(Stored entries)
⟨

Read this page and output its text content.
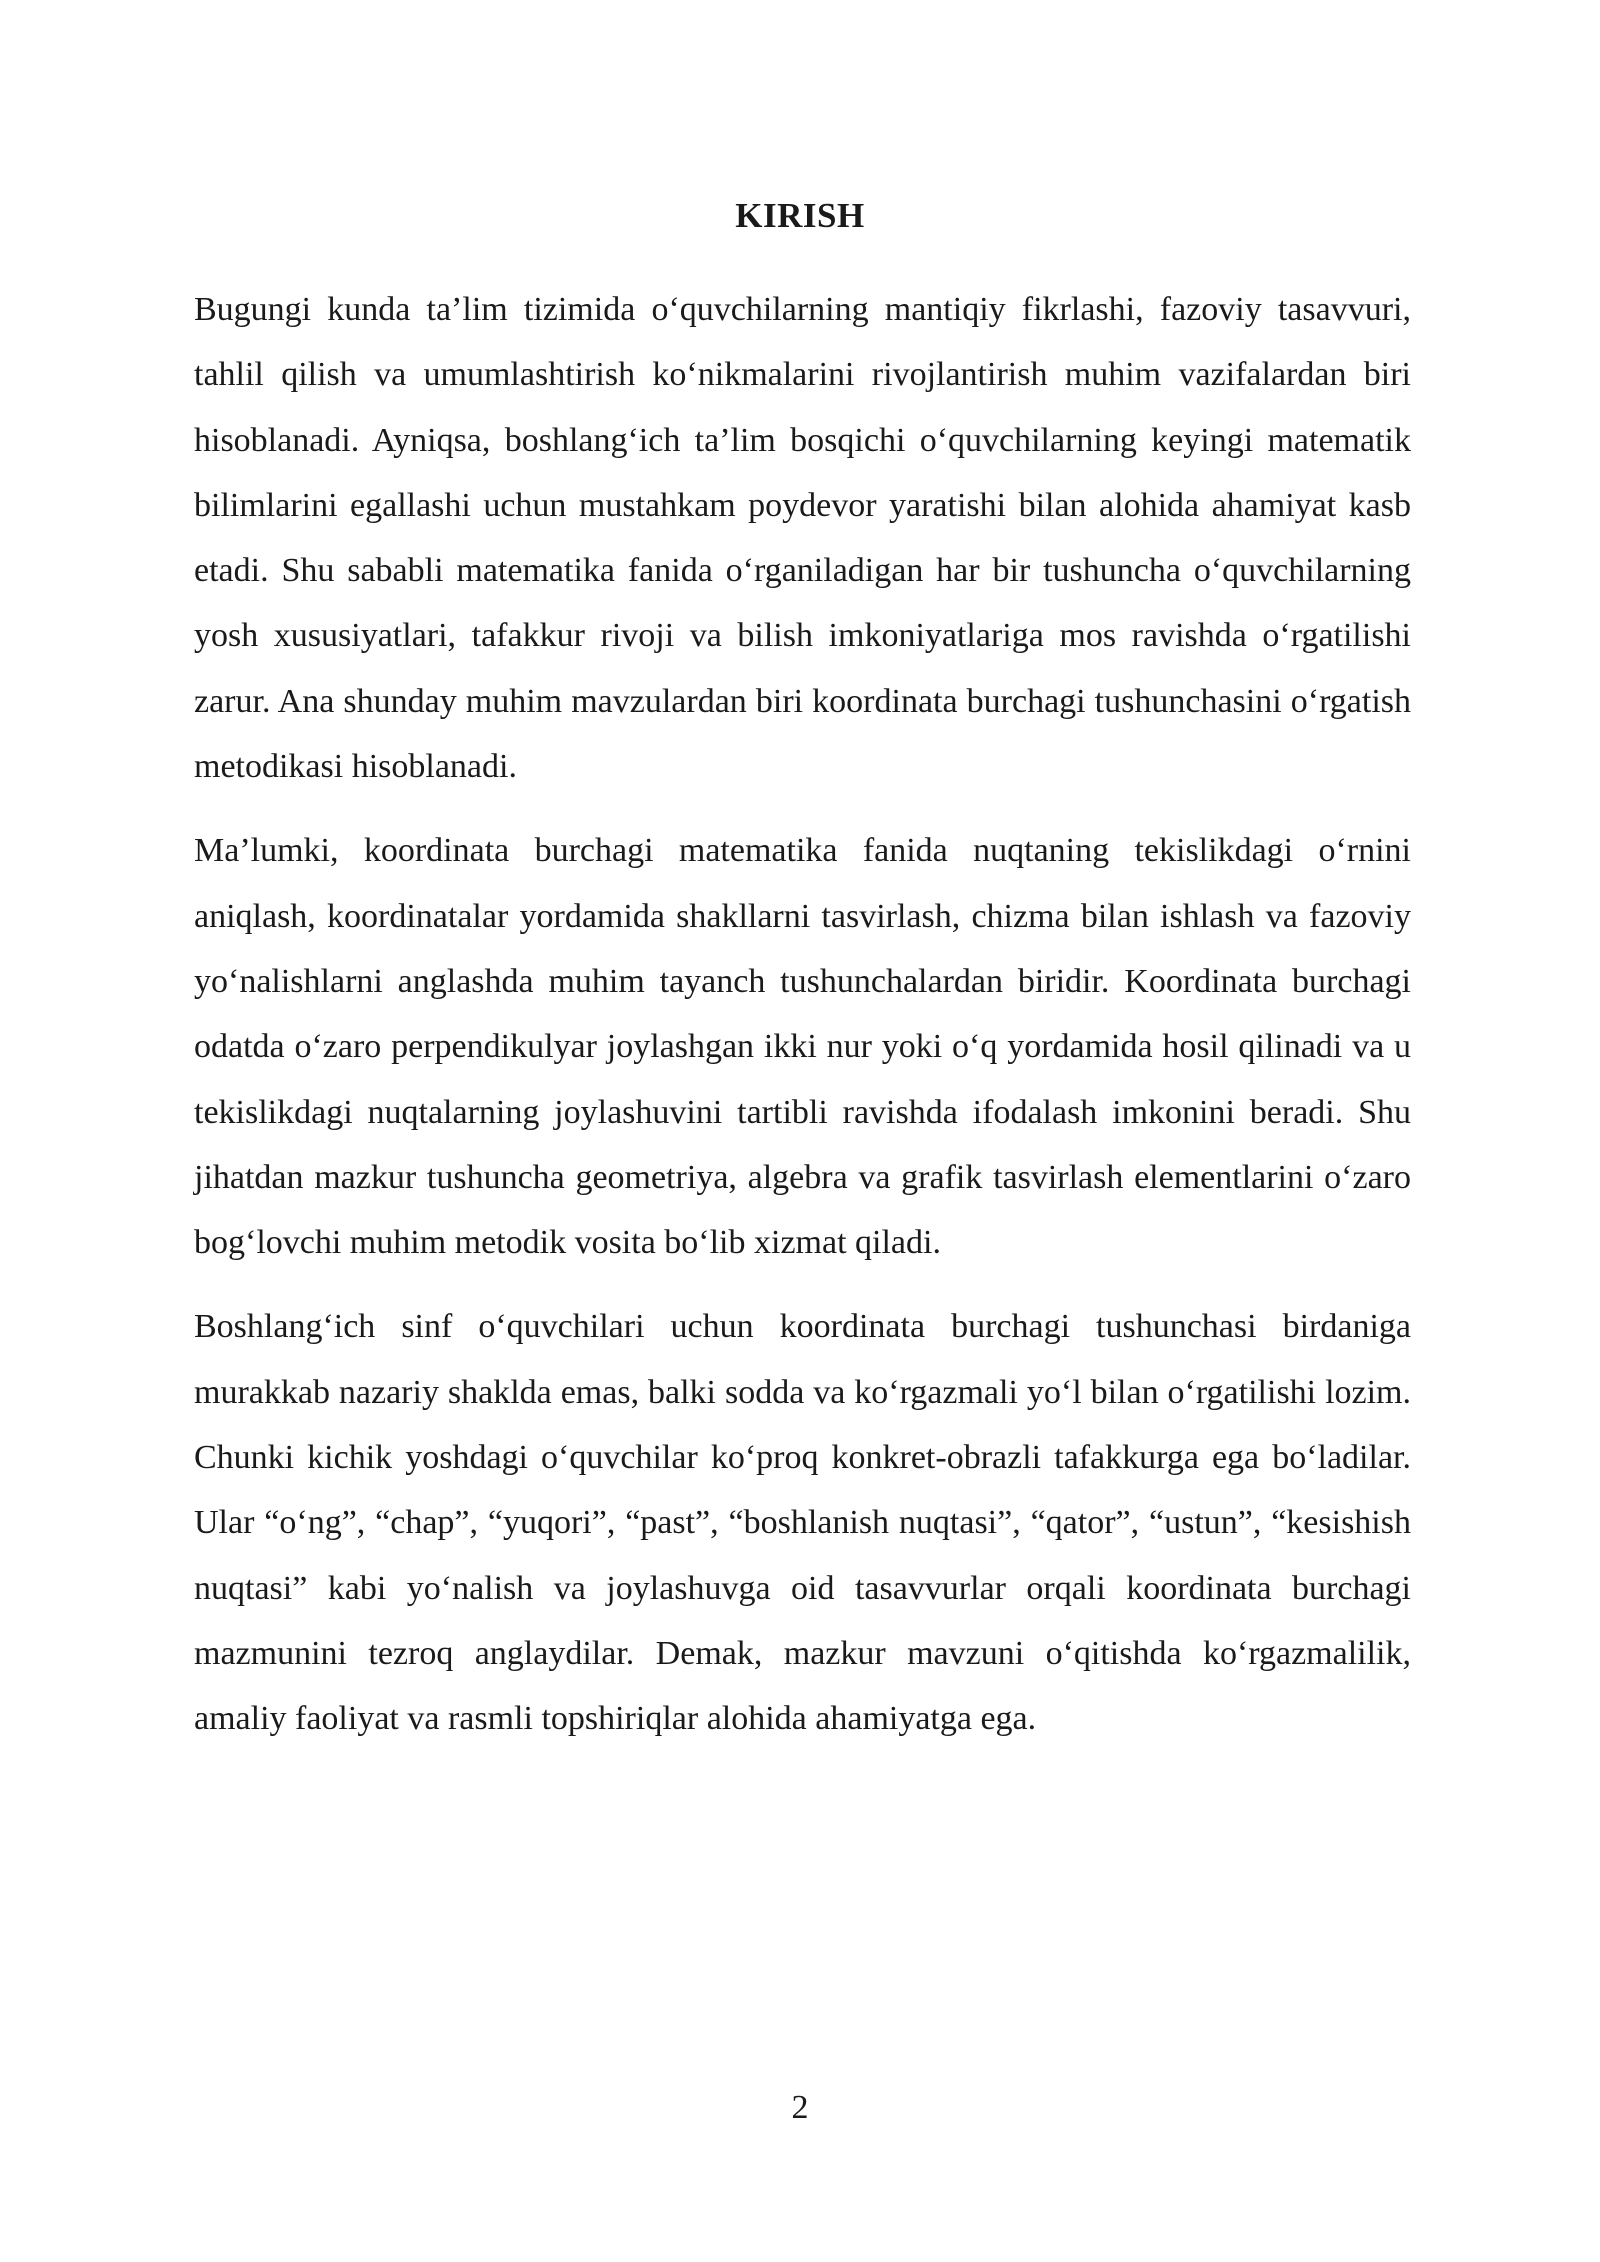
KIRISH

Bugungi kunda ta’lim tizimida o‘quvchilarning mantiqiy fikrlashi, fazoviy tasavvuri, tahlil qilish va umumlashtirish ko‘nikmalarini rivojlantirish muhim vazifalardan biri hisoblanadi. Ayniqsa, boshlang‘ich ta’lim bosqichi o‘quvchilarning keyingi matematik bilimlarini egallashi uchun mustahkam poydevor yaratishi bilan alohida ahamiyat kasb etadi. Shu sababli matematika fanida o‘rganiladigan har bir tushuncha o‘quvchilarning yosh xususiyatlari, tafakkur rivoji va bilish imkoniyatlariga mos ravishda o‘rgatilishi zarur. Ana shunday muhim mavzulardan biri koordinata burchagi tushunchasini o‘rgatish metodikasi hisoblanadi.

Ma’lumki, koordinata burchagi matematika fanida nuqtaning tekislikdagi o‘rnini aniqlash, koordinatalar yordamida shakllarni tasvirlash, chizma bilan ishlash va fazoviy yo‘nalishlarni anglashda muhim tayanch tushunchalardan biridir. Koordinata burchagi odatda o‘zaro perpendikulyar joylashgan ikki nur yoki o‘q yordamida hosil qilinadi va u tekislikdagi nuqtalarning joylashuvini tartibli ravishda ifodalash imkonini beradi. Shu jihatdan mazkur tushuncha geometriya, algebra va grafik tasvirlash elementlarini o‘zaro bog‘lovchi muhim metodik vosita bo‘lib xizmat qiladi.

Boshlang‘ich sinf o‘quvchilari uchun koordinata burchagi tushunchasi birdaniga murakkab nazariy shaklda emas, balki sodda va ko‘rgazmali yo‘l bilan o‘rgatilishi lozim. Chunki kichik yoshdagi o‘quvchilar ko‘proq konkret-obrazli tafakkurga ega bo‘ladilar. Ular “o‘ng”, “chap”, “yuqori”, “past”, “boshlanish nuqtasi”, “qator”, “ustun”, “kesishish nuqtasi” kabi yo‘nalish va joylashuvga oid tasavvurlar orqali koordinata burchagi mazmunini tezroq anglaydilar. Demak, mazkur mavzuni o‘qitishda ko‘rgazmalilik, amaliy faoliyat va rasmli topshiriqlar alohida ahamiyatga ega.

2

⟩

## Problem statement
Retype everything in the material word for word, minus pictures.

## Exercise solution
Read this page and output its text content.
KIRISH

Bugungi kunda ta’lim tizimida o‘quvchilarning mantiqiy fikrlashi, fazoviy tasavvuri, tahlil qilish va umumlashtirish ko‘nikmalarini rivojlantirish muhim vazifalardan biri hisoblanadi. Ayniqsa, boshlang‘ich ta’lim bosqichi o‘quvchilarning keyingi matematik bilimlarini egallashi uchun mustahkam poydevor yaratishi bilan alohida ahamiyat kasb etadi. Shu sababli matematika fanida o‘rganiladigan har bir tushuncha o‘quvchilarning yosh xususiyatlari, tafakkur rivoji va bilish imkoniyatlariga mos ravishda o‘rgatilishi zarur. Ana shunday muhim mavzulardan biri koordinata burchagi tushunchasini o‘rgatish metodikasi hisoblanadi.

Ma’lumki, koordinata burchagi matematika fanida nuqtaning tekislikdagi o‘rnini aniqlash, koordinatalar yordamida shakllarni tasvirlash, chizma bilan ishlash va fazoviy yo‘nalishlarni anglashda muhim tayanch tushunchalardan biridir. Koordinata burchagi odatda o‘zaro perpendikulyar joylashgan ikki nur yoki o‘q yordamida hosil qilinadi va u tekislikdagi nuqtalarning joylashuvini tartibli ravishda ifodalash imkonini beradi. Shu jihatdan mazkur tushuncha geometriya, algebra va grafik tasvirlash elementlarini o‘zaro bog‘lovchi muhim metodik vosita bo‘lib xizmat qiladi.

Boshlang‘ich sinf o‘quvchilari uchun koordinata burchagi tushunchasi birdaniga murakkab nazariy shaklda emas, balki sodda va ko‘rgazmali yo‘l bilan o‘rgatilishi lozim. Chunki kichik yoshdagi o‘quvchilar ko‘proq konkret-obrazli tafakkurga ega bo‘ladilar. Ular “o‘ng”, “chap”, “yuqori”, “past”, “boshlanish nuqtasi”, “qator”, “ustun”, “kesishish nuqtasi” kabi yo‘nalish va joylashuvga oid tasavvurlar orqali koordinata burchagi mazmunini tezroq anglaydilar. Demak, mazkur mavzuni o‘qitishda ko‘rgazmalilik, amaliy faoliyat va rasmli topshiriqlar alohida ahamiyatga ega.

2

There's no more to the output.